* Material supplied:
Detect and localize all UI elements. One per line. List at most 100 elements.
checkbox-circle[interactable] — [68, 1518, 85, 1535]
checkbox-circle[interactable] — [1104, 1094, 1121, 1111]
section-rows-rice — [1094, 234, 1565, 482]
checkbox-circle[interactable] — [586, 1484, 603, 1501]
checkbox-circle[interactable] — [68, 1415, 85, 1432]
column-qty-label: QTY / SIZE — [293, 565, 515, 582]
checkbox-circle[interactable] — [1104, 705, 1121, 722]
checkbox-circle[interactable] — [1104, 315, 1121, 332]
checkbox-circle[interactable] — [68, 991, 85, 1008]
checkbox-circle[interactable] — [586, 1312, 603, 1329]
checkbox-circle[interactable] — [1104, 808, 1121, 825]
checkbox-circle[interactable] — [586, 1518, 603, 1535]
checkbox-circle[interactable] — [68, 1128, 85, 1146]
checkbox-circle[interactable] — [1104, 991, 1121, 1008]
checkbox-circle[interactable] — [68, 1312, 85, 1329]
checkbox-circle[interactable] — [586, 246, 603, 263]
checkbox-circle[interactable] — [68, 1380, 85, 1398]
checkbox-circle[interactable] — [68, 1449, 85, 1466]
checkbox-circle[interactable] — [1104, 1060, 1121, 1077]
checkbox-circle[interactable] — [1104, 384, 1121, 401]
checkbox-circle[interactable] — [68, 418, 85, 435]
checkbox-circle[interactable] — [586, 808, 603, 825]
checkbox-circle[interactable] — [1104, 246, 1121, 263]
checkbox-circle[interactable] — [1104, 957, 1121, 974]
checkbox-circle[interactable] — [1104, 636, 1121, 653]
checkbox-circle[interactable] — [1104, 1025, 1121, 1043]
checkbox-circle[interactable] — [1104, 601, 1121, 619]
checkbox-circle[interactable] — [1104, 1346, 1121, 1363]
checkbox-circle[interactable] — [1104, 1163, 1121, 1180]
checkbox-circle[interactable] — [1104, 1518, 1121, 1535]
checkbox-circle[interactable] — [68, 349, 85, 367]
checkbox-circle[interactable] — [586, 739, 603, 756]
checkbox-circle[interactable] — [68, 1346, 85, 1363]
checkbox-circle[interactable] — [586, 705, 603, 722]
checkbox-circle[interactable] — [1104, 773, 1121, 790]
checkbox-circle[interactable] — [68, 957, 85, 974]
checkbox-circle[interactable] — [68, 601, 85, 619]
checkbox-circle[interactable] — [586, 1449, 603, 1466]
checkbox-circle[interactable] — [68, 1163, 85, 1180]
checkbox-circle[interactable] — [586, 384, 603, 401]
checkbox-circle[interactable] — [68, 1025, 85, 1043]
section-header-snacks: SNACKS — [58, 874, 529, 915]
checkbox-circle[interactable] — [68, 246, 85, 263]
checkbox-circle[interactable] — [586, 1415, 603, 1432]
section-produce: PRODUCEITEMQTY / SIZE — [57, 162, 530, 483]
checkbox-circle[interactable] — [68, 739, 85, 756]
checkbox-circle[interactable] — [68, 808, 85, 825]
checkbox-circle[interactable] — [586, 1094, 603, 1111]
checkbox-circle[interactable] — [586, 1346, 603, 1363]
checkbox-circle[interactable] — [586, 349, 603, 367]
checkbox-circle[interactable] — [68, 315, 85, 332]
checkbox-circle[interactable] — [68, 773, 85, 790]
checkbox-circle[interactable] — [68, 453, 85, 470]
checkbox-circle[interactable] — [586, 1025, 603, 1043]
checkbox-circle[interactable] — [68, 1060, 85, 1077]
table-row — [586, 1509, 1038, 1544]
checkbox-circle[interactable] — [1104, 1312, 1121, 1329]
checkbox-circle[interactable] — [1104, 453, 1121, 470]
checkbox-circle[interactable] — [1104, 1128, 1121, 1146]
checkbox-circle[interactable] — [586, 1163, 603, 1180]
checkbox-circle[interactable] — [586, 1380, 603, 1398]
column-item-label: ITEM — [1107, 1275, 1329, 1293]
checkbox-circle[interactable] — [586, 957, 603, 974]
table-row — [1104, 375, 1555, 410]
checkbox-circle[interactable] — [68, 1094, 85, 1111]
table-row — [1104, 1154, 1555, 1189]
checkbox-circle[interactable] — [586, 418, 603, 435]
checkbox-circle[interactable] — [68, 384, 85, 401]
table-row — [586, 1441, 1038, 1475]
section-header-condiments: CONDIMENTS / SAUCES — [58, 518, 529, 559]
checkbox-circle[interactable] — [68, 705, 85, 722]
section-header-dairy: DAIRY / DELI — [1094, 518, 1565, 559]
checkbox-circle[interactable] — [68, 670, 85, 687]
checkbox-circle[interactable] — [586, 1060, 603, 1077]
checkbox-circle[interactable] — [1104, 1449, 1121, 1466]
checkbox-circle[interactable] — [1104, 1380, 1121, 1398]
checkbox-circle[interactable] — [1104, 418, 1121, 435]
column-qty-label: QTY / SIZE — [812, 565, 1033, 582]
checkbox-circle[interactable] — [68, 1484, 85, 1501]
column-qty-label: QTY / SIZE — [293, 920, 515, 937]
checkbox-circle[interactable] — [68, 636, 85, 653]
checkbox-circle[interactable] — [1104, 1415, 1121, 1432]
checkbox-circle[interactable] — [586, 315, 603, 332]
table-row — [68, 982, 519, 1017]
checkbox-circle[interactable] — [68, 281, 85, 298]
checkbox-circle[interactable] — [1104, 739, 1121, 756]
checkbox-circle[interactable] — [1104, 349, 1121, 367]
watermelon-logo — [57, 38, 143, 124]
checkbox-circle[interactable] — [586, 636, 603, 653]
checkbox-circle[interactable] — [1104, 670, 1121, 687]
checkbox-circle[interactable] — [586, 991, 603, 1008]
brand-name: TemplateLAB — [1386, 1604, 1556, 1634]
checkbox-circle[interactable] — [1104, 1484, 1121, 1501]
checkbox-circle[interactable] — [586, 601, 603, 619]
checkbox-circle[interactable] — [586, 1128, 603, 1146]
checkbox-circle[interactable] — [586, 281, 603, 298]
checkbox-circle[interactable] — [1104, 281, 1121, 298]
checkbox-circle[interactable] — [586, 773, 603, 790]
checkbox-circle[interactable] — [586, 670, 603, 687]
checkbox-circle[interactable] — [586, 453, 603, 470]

* What is being asked:
Output the lines of the listing above as a numbered list, omitting any blank lines.

* Written solution:
1. Detect and localize all UI elements. One per line. List at most 100 elements.
2. checkbox-circle[interactable] — [68, 1518, 85, 1535]
3. checkbox-circle[interactable] — [1104, 1094, 1121, 1111]
4. section-rows-rice — [1094, 234, 1565, 482]
5. checkbox-circle[interactable] — [586, 1484, 603, 1501]
6. checkbox-circle[interactable] — [68, 1415, 85, 1432]
7. column-qty-label: QTY / SIZE — [293, 565, 515, 582]
8. checkbox-circle[interactable] — [1104, 705, 1121, 722]
9. checkbox-circle[interactable] — [1104, 315, 1121, 332]
10. checkbox-circle[interactable] — [68, 991, 85, 1008]
11. checkbox-circle[interactable] — [586, 1312, 603, 1329]
12. checkbox-circle[interactable] — [1104, 808, 1121, 825]
13. checkbox-circle[interactable] — [586, 1518, 603, 1535]
14. checkbox-circle[interactable] — [68, 1128, 85, 1146]
15. checkbox-circle[interactable] — [1104, 991, 1121, 1008]
16. checkbox-circle[interactable] — [68, 1312, 85, 1329]
17. checkbox-circle[interactable] — [586, 246, 603, 263]
18. checkbox-circle[interactable] — [68, 1380, 85, 1398]
19. checkbox-circle[interactable] — [68, 1449, 85, 1466]
20. checkbox-circle[interactable] — [1104, 1060, 1121, 1077]
21. checkbox-circle[interactable] — [1104, 384, 1121, 401]
22. checkbox-circle[interactable] — [68, 418, 85, 435]
23. checkbox-circle[interactable] — [586, 808, 603, 825]
24. checkbox-circle[interactable] — [1104, 246, 1121, 263]
25. checkbox-circle[interactable] — [1104, 957, 1121, 974]
26. checkbox-circle[interactable] — [1104, 636, 1121, 653]
27. checkbox-circle[interactable] — [1104, 1025, 1121, 1043]
28. checkbox-circle[interactable] — [1104, 601, 1121, 619]
29. checkbox-circle[interactable] — [1104, 1346, 1121, 1363]
30. checkbox-circle[interactable] — [1104, 1163, 1121, 1180]
31. checkbox-circle[interactable] — [1104, 1518, 1121, 1535]
32. checkbox-circle[interactable] — [68, 349, 85, 367]
33. checkbox-circle[interactable] — [586, 739, 603, 756]
34. checkbox-circle[interactable] — [68, 1346, 85, 1363]
35. checkbox-circle[interactable] — [586, 705, 603, 722]
36. checkbox-circle[interactable] — [1104, 773, 1121, 790]
37. checkbox-circle[interactable] — [68, 957, 85, 974]
38. checkbox-circle[interactable] — [68, 601, 85, 619]
39. checkbox-circle[interactable] — [586, 1449, 603, 1466]
40. checkbox-circle[interactable] — [68, 1163, 85, 1180]
41. checkbox-circle[interactable] — [586, 384, 603, 401]
42. checkbox-circle[interactable] — [68, 1025, 85, 1043]
43. section-header-snacks: SNACKS — [58, 874, 529, 915]
44. checkbox-circle[interactable] — [68, 246, 85, 263]
45. checkbox-circle[interactable] — [586, 1415, 603, 1432]
46. section-produce: PRODUCEITEMQTY / SIZE — [57, 162, 530, 483]
47. checkbox-circle[interactable] — [68, 739, 85, 756]
48. checkbox-circle[interactable] — [68, 808, 85, 825]
49. checkbox-circle[interactable] — [586, 1094, 603, 1111]
50. checkbox-circle[interactable] — [586, 1346, 603, 1363]
51. checkbox-circle[interactable] — [586, 349, 603, 367]
52. checkbox-circle[interactable] — [68, 315, 85, 332]
53. checkbox-circle[interactable] — [68, 773, 85, 790]
54. checkbox-circle[interactable] — [68, 453, 85, 470]
55. checkbox-circle[interactable] — [586, 1025, 603, 1043]
56. checkbox-circle[interactable] — [68, 1060, 85, 1077]
57. table-row — [586, 1509, 1038, 1544]
58. checkbox-circle[interactable] — [1104, 1312, 1121, 1329]
59. checkbox-circle[interactable] — [1104, 453, 1121, 470]
60. checkbox-circle[interactable] — [1104, 1128, 1121, 1146]
61. checkbox-circle[interactable] — [586, 1163, 603, 1180]
62. checkbox-circle[interactable] — [586, 1380, 603, 1398]
63. column-item-label: ITEM — [1107, 1275, 1329, 1293]
64. checkbox-circle[interactable] — [586, 957, 603, 974]
65. table-row — [1104, 375, 1555, 410]
66. checkbox-circle[interactable] — [68, 1094, 85, 1111]
67. table-row — [1104, 1154, 1555, 1189]
68. checkbox-circle[interactable] — [586, 418, 603, 435]
69. checkbox-circle[interactable] — [68, 384, 85, 401]
70. table-row — [586, 1441, 1038, 1475]
71. section-header-condiments: CONDIMENTS / SAUCES — [58, 518, 529, 559]
72. checkbox-circle[interactable] — [68, 705, 85, 722]
73. section-header-dairy: DAIRY / DELI — [1094, 518, 1565, 559]
74. checkbox-circle[interactable] — [68, 670, 85, 687]
75. checkbox-circle[interactable] — [586, 1060, 603, 1077]
76. checkbox-circle[interactable] — [1104, 1449, 1121, 1466]
77. checkbox-circle[interactable] — [1104, 1380, 1121, 1398]
78. checkbox-circle[interactable] — [1104, 418, 1121, 435]
79. column-qty-label: QTY / SIZE — [812, 565, 1033, 582]
80. checkbox-circle[interactable] — [68, 1484, 85, 1501]
81. column-qty-label: QTY / SIZE — [293, 920, 515, 937]
82. checkbox-circle[interactable] — [68, 636, 85, 653]
83. checkbox-circle[interactable] — [1104, 1415, 1121, 1432]
84. checkbox-circle[interactable] — [586, 315, 603, 332]
85. table-row — [68, 982, 519, 1017]
86. checkbox-circle[interactable] — [68, 281, 85, 298]
87. checkbox-circle[interactable] — [1104, 739, 1121, 756]
88. checkbox-circle[interactable] — [1104, 349, 1121, 367]
89. watermelon-logo — [57, 38, 143, 124]
90. checkbox-circle[interactable] — [586, 636, 603, 653]
91. checkbox-circle[interactable] — [1104, 670, 1121, 687]
92. checkbox-circle[interactable] — [586, 991, 603, 1008]
93. brand-name: TemplateLAB — [1386, 1604, 1556, 1634]
94. checkbox-circle[interactable] — [1104, 1484, 1121, 1501]
95. checkbox-circle[interactable] — [586, 601, 603, 619]
96. checkbox-circle[interactable] — [586, 1128, 603, 1146]
97. checkbox-circle[interactable] — [586, 281, 603, 298]
98. checkbox-circle[interactable] — [1104, 281, 1121, 298]
99. checkbox-circle[interactable] — [586, 773, 603, 790]
100. checkbox-circle[interactable] — [586, 670, 603, 687]
101. checkbox-circle[interactable] — [586, 453, 603, 470]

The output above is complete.